_Instruction_
Go through the listing below and gather every line with the word "Rate".

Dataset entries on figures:
-- Begin --

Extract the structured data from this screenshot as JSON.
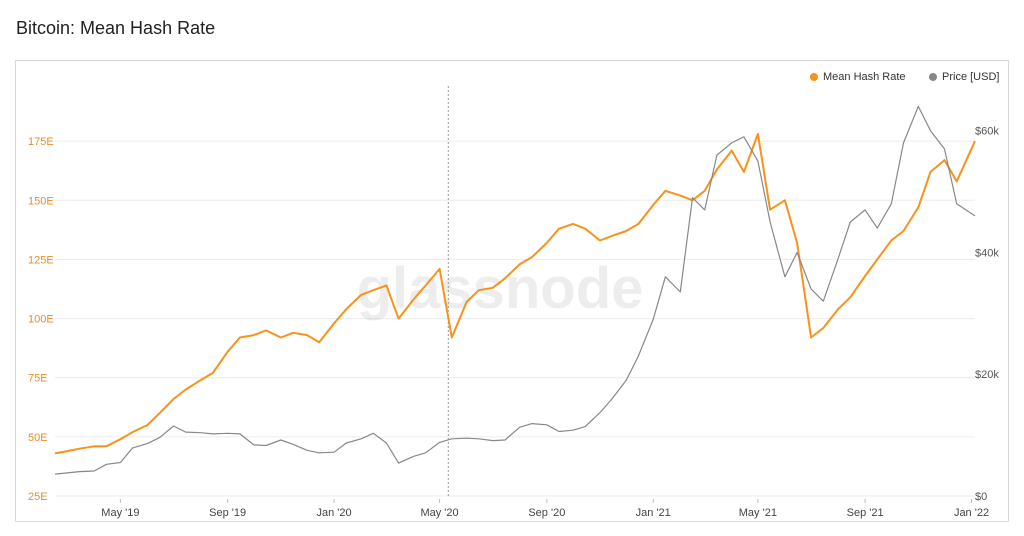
{
  "title": "Bitcoin: Mean Hash Rate",
  "watermark": "glassnode",
  "colors": {
    "hash": "#f7931a",
    "price": "#888888",
    "grid": "#ececec",
    "leftText": "#e58e2a",
    "rightText": "#555555"
  },
  "legend": [
    {
      "label": "Mean Hash Rate",
      "color": "#f7931a"
    },
    {
      "label": "Price [USD]",
      "color": "#888888"
    }
  ],
  "chart_data": {
    "type": "line",
    "title": "Bitcoin: Mean Hash Rate",
    "x_ticks": [
      "May '19",
      "Sep '19",
      "Jan '20",
      "May '20",
      "Sep '20",
      "Jan '21",
      "May '21",
      "Sep '21",
      "Jan '22"
    ],
    "y_left_ticks": [
      "25E",
      "50E",
      "75E",
      "100E",
      "125E",
      "150E",
      "175E"
    ],
    "y_left_values": [
      25,
      50,
      75,
      100,
      125,
      150,
      175
    ],
    "y_left_range": [
      25,
      200
    ],
    "y_right_ticks": [
      "$0",
      "$20k",
      "$40k",
      "$60k"
    ],
    "y_right_values": [
      0,
      20000,
      40000,
      60000
    ],
    "y_right_range": [
      0,
      68000
    ],
    "x_range": [
      "2019-02-15",
      "2022-01-05"
    ],
    "grid": "horizontal",
    "legend_position": "top-right",
    "marker_date": "2020-05-11",
    "series": [
      {
        "name": "Mean Hash Rate",
        "axis": "left",
        "x": [
          "2019-02-15",
          "2019-03-01",
          "2019-03-15",
          "2019-04-01",
          "2019-04-15",
          "2019-05-01",
          "2019-05-15",
          "2019-06-01",
          "2019-06-15",
          "2019-07-01",
          "2019-07-15",
          "2019-08-01",
          "2019-08-15",
          "2019-09-01",
          "2019-09-15",
          "2019-10-01",
          "2019-10-15",
          "2019-11-01",
          "2019-11-15",
          "2019-12-01",
          "2019-12-15",
          "2020-01-01",
          "2020-01-15",
          "2020-02-01",
          "2020-02-15",
          "2020-03-01",
          "2020-03-15",
          "2020-04-01",
          "2020-04-15",
          "2020-05-01",
          "2020-05-15",
          "2020-06-01",
          "2020-06-15",
          "2020-07-01",
          "2020-07-15",
          "2020-08-01",
          "2020-08-15",
          "2020-09-01",
          "2020-09-15",
          "2020-10-01",
          "2020-10-15",
          "2020-11-01",
          "2020-11-15",
          "2020-12-01",
          "2020-12-15",
          "2021-01-01",
          "2021-01-15",
          "2021-02-01",
          "2021-02-15",
          "2021-03-01",
          "2021-03-15",
          "2021-04-01",
          "2021-04-15",
          "2021-05-01",
          "2021-05-15",
          "2021-06-01",
          "2021-06-15",
          "2021-07-01",
          "2021-07-15",
          "2021-08-01",
          "2021-08-15",
          "2021-09-01",
          "2021-09-15",
          "2021-10-01",
          "2021-10-15",
          "2021-11-01",
          "2021-11-15",
          "2021-12-01",
          "2021-12-15",
          "2022-01-05"
        ],
        "values": [
          43,
          44,
          45,
          46,
          46,
          49,
          52,
          55,
          60,
          66,
          70,
          74,
          77,
          86,
          92,
          93,
          95,
          92,
          94,
          93,
          90,
          98,
          104,
          110,
          112,
          114,
          100,
          108,
          114,
          121,
          92,
          107,
          112,
          113,
          117,
          123,
          126,
          132,
          138,
          140,
          138,
          133,
          135,
          137,
          140,
          148,
          154,
          152,
          150,
          154,
          163,
          171,
          162,
          178,
          146,
          150,
          132,
          92,
          96,
          104,
          109,
          118,
          125,
          133,
          137,
          147,
          162,
          167,
          158,
          175
        ]
      },
      {
        "name": "Price [USD]",
        "axis": "right",
        "x": [
          "2019-02-15",
          "2019-03-01",
          "2019-03-15",
          "2019-04-01",
          "2019-04-15",
          "2019-05-01",
          "2019-05-15",
          "2019-06-01",
          "2019-06-15",
          "2019-07-01",
          "2019-07-15",
          "2019-08-01",
          "2019-08-15",
          "2019-09-01",
          "2019-09-15",
          "2019-10-01",
          "2019-10-15",
          "2019-11-01",
          "2019-11-15",
          "2019-12-01",
          "2019-12-15",
          "2020-01-01",
          "2020-01-15",
          "2020-02-01",
          "2020-02-15",
          "2020-03-01",
          "2020-03-15",
          "2020-04-01",
          "2020-04-15",
          "2020-05-01",
          "2020-05-15",
          "2020-06-01",
          "2020-06-15",
          "2020-07-01",
          "2020-07-15",
          "2020-08-01",
          "2020-08-15",
          "2020-09-01",
          "2020-09-15",
          "2020-10-01",
          "2020-10-15",
          "2020-11-01",
          "2020-11-15",
          "2020-12-01",
          "2020-12-15",
          "2021-01-01",
          "2021-01-15",
          "2021-02-01",
          "2021-02-15",
          "2021-03-01",
          "2021-03-15",
          "2021-04-01",
          "2021-04-15",
          "2021-05-01",
          "2021-05-15",
          "2021-06-01",
          "2021-06-15",
          "2021-07-01",
          "2021-07-15",
          "2021-08-01",
          "2021-08-15",
          "2021-09-01",
          "2021-09-15",
          "2021-10-01",
          "2021-10-15",
          "2021-11-01",
          "2021-11-15",
          "2021-12-01",
          "2021-12-15",
          "2022-01-05"
        ],
        "values": [
          3600,
          3800,
          4000,
          4100,
          5200,
          5500,
          7900,
          8600,
          9600,
          11500,
          10500,
          10400,
          10200,
          10300,
          10200,
          8400,
          8300,
          9200,
          8500,
          7500,
          7100,
          7200,
          8700,
          9400,
          10300,
          8700,
          5400,
          6500,
          7100,
          8800,
          9400,
          9500,
          9400,
          9100,
          9200,
          11300,
          11900,
          11700,
          10600,
          10800,
          11400,
          13700,
          16000,
          19000,
          23000,
          29000,
          36000,
          33500,
          49000,
          47000,
          56000,
          58000,
          59000,
          55000,
          45000,
          36000,
          40000,
          34000,
          32000,
          39000,
          45000,
          47000,
          44000,
          48000,
          58000,
          64000,
          60000,
          57000,
          48000,
          46000
        ]
      }
    ]
  }
}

-- End --

_Expected answer_
  "title": "Bitcoin: Mean Hash Rate",
      "label": "Mean Hash Rate",
    "title": "Bitcoin: Mean Hash Rate",
        "name": "Mean Hash Rate",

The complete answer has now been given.